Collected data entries
-.-.-

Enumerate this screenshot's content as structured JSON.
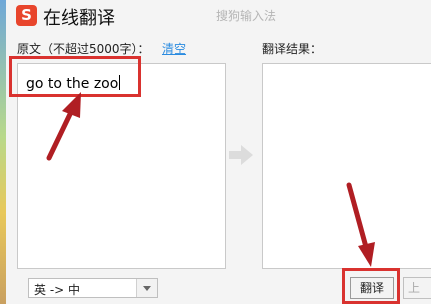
{
  "titlebar": {
    "logo_text": "S",
    "title": "在线翻译",
    "brand": "搜狗输入法"
  },
  "source": {
    "label": "原文（不超过5000字）：",
    "clear_label": "清空",
    "text": "go to the zoo"
  },
  "result": {
    "label": "翻译结果：",
    "text": ""
  },
  "controls": {
    "language_pair": "英 -> 中",
    "translate_label": "翻译",
    "next_label": "上"
  },
  "colors": {
    "logo": "#e8452c",
    "link": "#2a8be0",
    "highlight": "#d9322f",
    "annotation_arrow": "#b01e23"
  }
}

-.-.-

- [Work required]: Leave out all pictures, then copy the remaining material exactly.

- [Completed task]:
Enumerate this screenshot's content as structured JSON.
{
  "titlebar": {
    "logo_text": "S",
    "title": "在线翻译",
    "brand": "搜狗输入法"
  },
  "source": {
    "label": "原文（不超过5000字）：",
    "clear_label": "清空",
    "text": "go to the zoo"
  },
  "result": {
    "label": "翻译结果：",
    "text": ""
  },
  "controls": {
    "language_pair": "英 -> 中",
    "translate_label": "翻译",
    "next_label": "上"
  },
  "colors": {
    "logo": "#e8452c",
    "link": "#2a8be0",
    "highlight": "#d9322f",
    "annotation_arrow": "#b01e23"
  }
}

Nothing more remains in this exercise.